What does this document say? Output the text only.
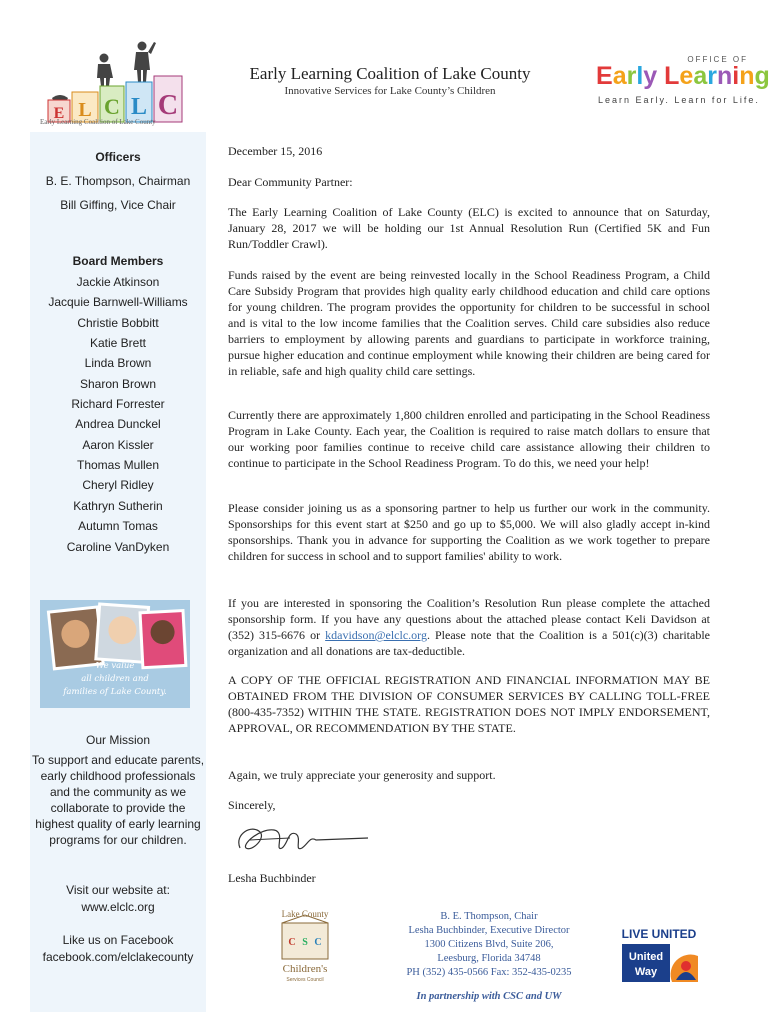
E L C L C
Early Learning Coalition of Lake County
Early Learning Coalition of Lake County
Innovative Services for Lake County’s Children
OFFICE OF
Early Learning
Learn Early. Learn for Life.
Officers
B. E. Thompson, Chairman
Bill Giffing, Vice Chair
Board Members
Jackie Atkinson
Jacquie Barnwell-Williams
Christie Bobbitt
Katie Brett
Linda Brown
Sharon Brown
Richard Forrester
Andrea Dunckel
Aaron Kissler
Thomas Mullen
Cheryl Ridley
Kathryn Sutherin
Autumn Tomas
Caroline VanDyken
We value
all children and
families of Lake County.
Our Mission
To support and educate parents,
early childhood professionals
and the community as we
collaborate to provide the
highest quality of early learning
programs for our children.
Visit our website at:
www.elclc.org
Like us on Facebook
facebook.com/elclakecounty
December 15, 2016
Dear Community Partner:
The Early Learning Coalition of Lake County (ELC) is excited to announce that on Saturday, January 28, 2017 we will be holding our 1st Annual Resolution Run (Certified 5K and Fun Run/Toddler Crawl).
Funds raised by the event are being reinvested locally in the School Readiness Program, a Child Care Subsidy Program that provides high quality early childhood education and child care options for young children. The program provides the opportunity for children to be successful in school and is vital to the low income families that the Coalition serves. Child care subsidies also reduce barriers to employment by allowing parents and guardians to participate in workforce training, pursue higher education and continue employment while knowing their children are being cared for in reliable, safe and high quality child care settings.
Currently there are approximately 1,800 children enrolled and participating in the School Readiness Program in Lake County. Each year, the Coalition is required to raise match dollars to ensure that our working poor families continue to receive child care assistance allowing their children to continue to participate in the School Readiness Program. To do this, we need your help!
Please consider joining us as a sponsoring partner to help us further our work in the community. Sponsorships for this event start at $250 and go up to $5,000. We will also gladly accept in-kind sponsorships. Thank you in advance for supporting the Coalition as we work together to prepare children for success in school and to support families' ability to work.
If you are interested in sponsoring the Coalition’s Resolution Run please complete the attached sponsorship form. If you have any questions about the attached please contact Keli Davidson at (352) 315-6676 or kdavidson@elclc.org. Please note that the Coalition is a 501(c)(3) charitable organization and all donations are tax-deductible.
A COPY OF THE OFFICIAL REGISTRATION AND FINANCIAL INFORMATION MAY BE OBTAINED FROM THE DIVISION OF CONSUMER SERVICES BY CALLING TOLL-FREE (800-435-7352) WITHIN THE STATE. REGISTRATION DOES NOT IMPLY ENDORSEMENT, APPROVAL, OR RECOMMENDATION BY THE STATE.
Again, we truly appreciate your generosity and support.
Sincerely,
Lesha Buchbinder
Lake County
C S C
Children's
Services Council
B. E. Thompson, Chair
Lesha Buchbinder, Executive Director
1300 Citizens Blvd, Suite 206,
Leesburg, Florida 34748
PH (352) 435-0566 Fax: 352-435-0235
In partnership with CSC and UW
LIVE UNITED
United
Way
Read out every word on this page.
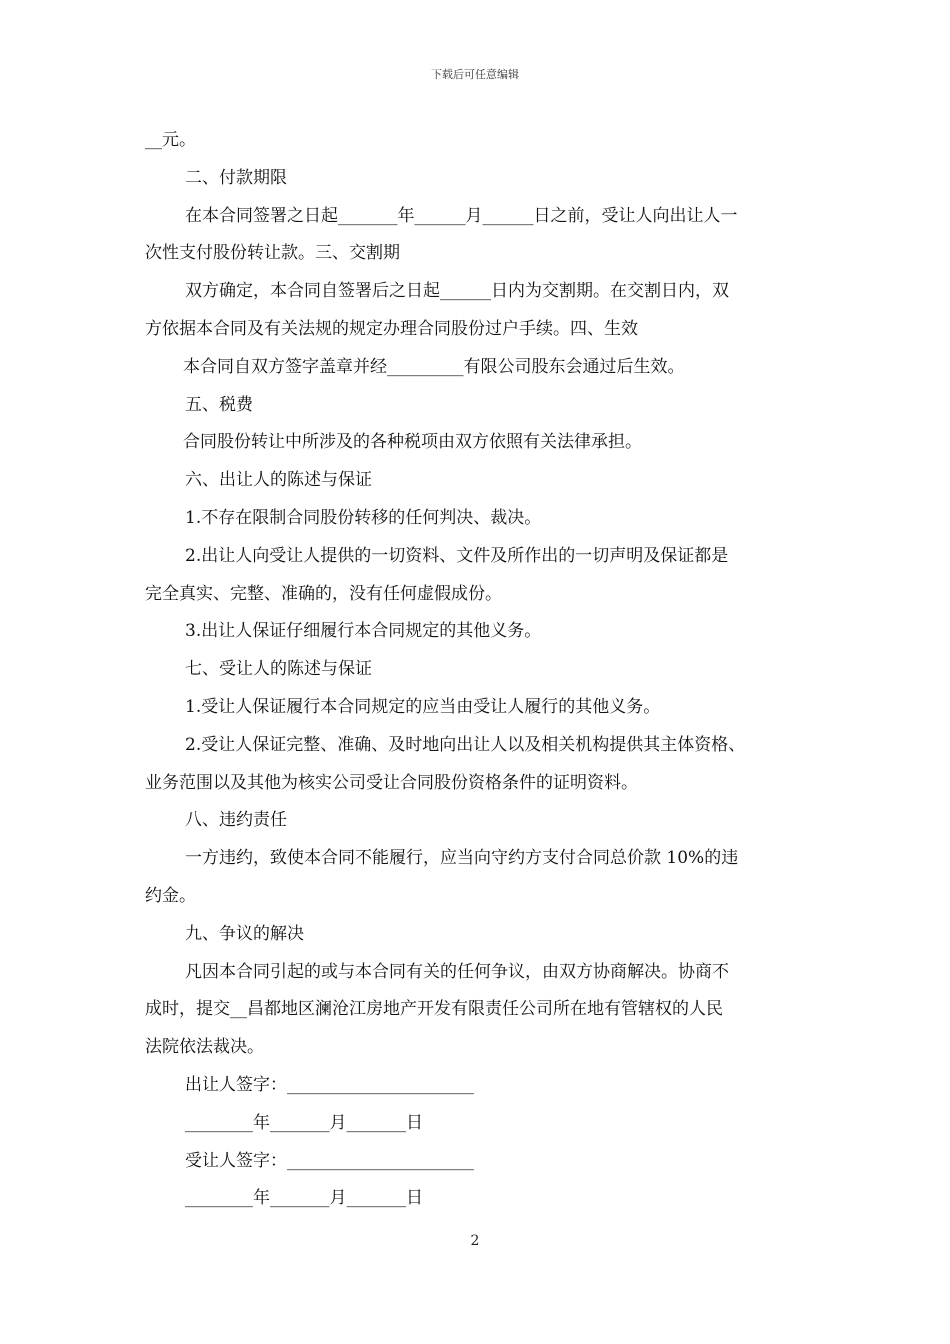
下载后可任意编辑

__元。

二、付款期限

在本合同签署之日起_______年______月______日之前，受让人向出让人一

次性支付股份转让款。三、交割期

双方确定，本合同自签署后之日起______日内为交割期。在交割日内，双

方依据本合同及有关法规的规定办理合同股份过户手续。四、生效

本合同自双方签字盖章并经_________有限公司股东会通过后生效。

五、税费

合同股份转让中所涉及的各种税项由双方依照有关法律承担。

六、出让人的陈述与保证

1.不存在限制合同股份转移的任何判决、裁决。

2.出让人向受让人提供的一切资料、文件及所作出的一切声明及保证都是

完全真实、完整、准确的，没有任何虚假成份。

3.出让人保证仔细履行本合同规定的其他义务。

七、受让人的陈述与保证

1.受让人保证履行本合同规定的应当由受让人履行的其他义务。

2.受让人保证完整、准确、及时地向出让人以及相关机构提供其主体资格、

业务范围以及其他为核实公司受让合同股份资格条件的证明资料。

八、违约责任

一方违约，致使本合同不能履行，应当向守约方支付合同总价款 10%的违

约金。

九、争议的解决

凡因本合同引起的或与本合同有关的任何争议，由双方协商解决。协商不

成时，提交__昌都地区澜沧江房地产开发有限责任公司所在地有管辖权的人民

法院依法裁决。

出让人签字：______________________

________年_______月_______日

受让人签字：______________________

________年_______月_______日

2
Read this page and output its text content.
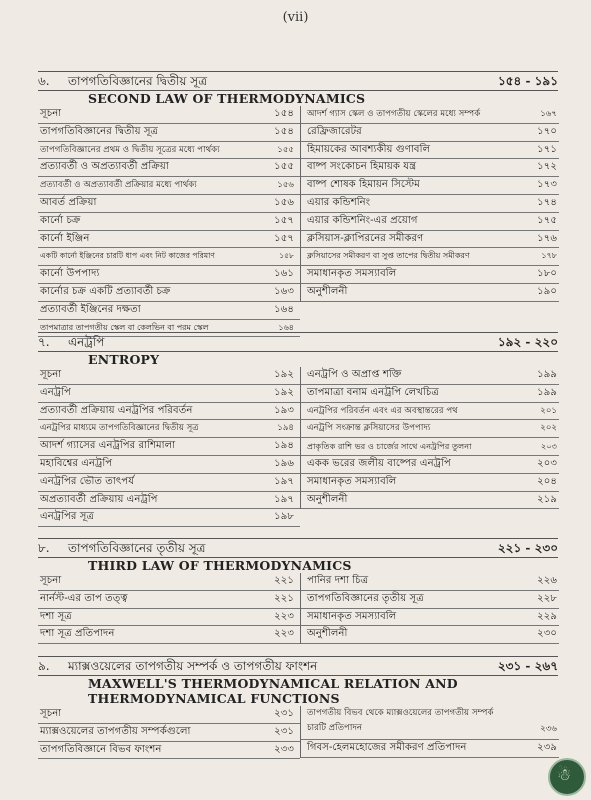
(vii)
৬. তাপগতিবিজ্ঞানের দ্বিতীয় সূত্র	১৫৪ - ১৯১
SECOND LAW OF THERMODYNAMICS
সূচনা	১৫৪
তাপগতিবিজ্ঞানের দ্বিতীয় সূত্র	১৫৪
তাপগতিবিজ্ঞানের প্রথম ও দ্বিতীয় সূত্রের মধ্যে পার্থক্য	১৫৫
প্রত্যাবর্তী ও অপ্রত্যাবর্তী প্রক্রিয়া	১৫৫
প্রত্যাবর্তী ও অপ্রত্যাবর্তী প্রক্রিয়ার মধ্যে পার্থক্য	১৫৬
আবর্ত প্রক্রিয়া	১৫৬
কার্নো চক্র	১৫৭
কার্নো ইঞ্জিন	১৫৭
একটি কার্নো ইঞ্জিনের চারটি ধাপ এবং নিট কাজের পরিমাণ	১৫৮
কার্নো উপপাদ্য	১৬১
কার্নোর চক্র একটি প্রত্যাবর্তী চক্র	১৬৩
প্রত্যাবর্তী ইঞ্জিনের দক্ষতা	১৬৪
তাপমাত্রার তাপগতীয় স্কেল বা কেলভিন বা পরম স্কেল	১৬৪
আদর্শ গ্যাস স্কেল ও তাপগতীয় স্কেলের মধ্যে সম্পর্ক	১৬৭
রেফ্রিজারেটর	১৭০
হিমায়কের আবশ্যকীয় গুণাবলি	১৭১
বাষ্প সংকোচন হিমায়ক যন্ত্র	১৭২
বাষ্প শোষক হিমায়ন সিস্টেম	১৭৩
এয়ার কন্ডিশনিং	১৭৪
এয়ার কন্ডিশনিং-এর প্রয়োগ	১৭৫
ক্লসিয়াস-ক্লাপিরনের সমীকরণ	১৭৬
ক্লসিয়াসের সমীকরণ বা সুপ্ত তাপের দ্বিতীয় সমীকরণ	১৭৮
সমাধানকৃত সমস্যাবলি	১৮০
অনুশীলনী	১৯০
৭. এনট্রপি	১৯২ - ২২০
ENTROPY
সূচনা	১৯২
এনট্রপি	১৯২
প্রত্যাবর্তী প্রক্রিয়ায় এনট্রপির পরিবর্তন	১৯৩
এনট্রপির মাধ্যমে তাপগতিবিজ্ঞানের দ্বিতীয় সূত্র	১৯৪
আদর্শ গ্যাসের এনট্রপির রাশিমালা	১৯৪
মহাবিশ্বের এনট্রপি	১৯৬
এনট্রপির ভৌত তাৎপর্য	১৯৭
অপ্রত্যাবর্তী প্রক্রিয়ায় এনট্রপি	১৯৭
এনট্রপির সূত্র	১৯৮
এনট্রপি ও অপ্রাপ্ত শক্তি	১৯৯
তাপমাত্রা বনাম এনট্রপি লেখচিত্র	১৯৯
এনট্রপির পরিবর্তন এবং এর অবস্থান্তরের পথ	২০১
এনট্রপি সংক্রান্ত ক্লসিয়াসের উপপাদ্য	২০২
প্রাকৃতিক রাশি ভর ও চার্জের সাথে এনট্রপির তুলনা	২০৩
একক ভরের জলীয় বাষ্পের এনট্রপি	২০৩
সমাধানকৃত সমস্যাবলি	২০৪
অনুশীলনী	২১৯
৮. তাপগতিবিজ্ঞানের তৃতীয় সূত্র	২২১ - ২৩০
THIRD LAW OF THERMODYNAMICS
সূচনা	২২১
নার্নস্ট-এর তাপ তত্ত্ব	২২১
দশা সূত্র	২২৩
দশা সূত্র প্রতিপাদন	২২৩
পানির দশা চিত্র	২২৬
তাপগতিবিজ্ঞানের তৃতীয় সূত্র	২২৮
সমাধানকৃত সমস্যাবলি	২২৯
অনুশীলনী	২৩০
৯. ম্যাক্সওয়েলের তাপগতীয় সম্পর্ক ও তাপগতীয় ফাংশন	২৩১ - ২৬৭
MAXWELL'S THERMODYNAMICAL RELATION AND THERMODYNAMICAL FUNCTIONS
সূচনা	২৩১
ম্যাক্সওয়েলের তাপগতীয় সম্পর্কগুলো	২৩১
তাপগতিবিজ্ঞানে বিভব ফাংশন	২৩৩
তাপগতীয় বিভব থেকে ম্যাক্সওয়েলের তাপগতীয় সম্পর্ক চারটি প্রতিপাদন	২৩৬
গিবস-হেলমহোজের সমীকরণ প্রতিপাদন	২৩৯
☃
-----
To be done => Find and copy every line in the entries above where the string "Buchbinder" occurs.

Complete response =>
Lesha Buchbinder
Lesha Buchbinder, Executive Director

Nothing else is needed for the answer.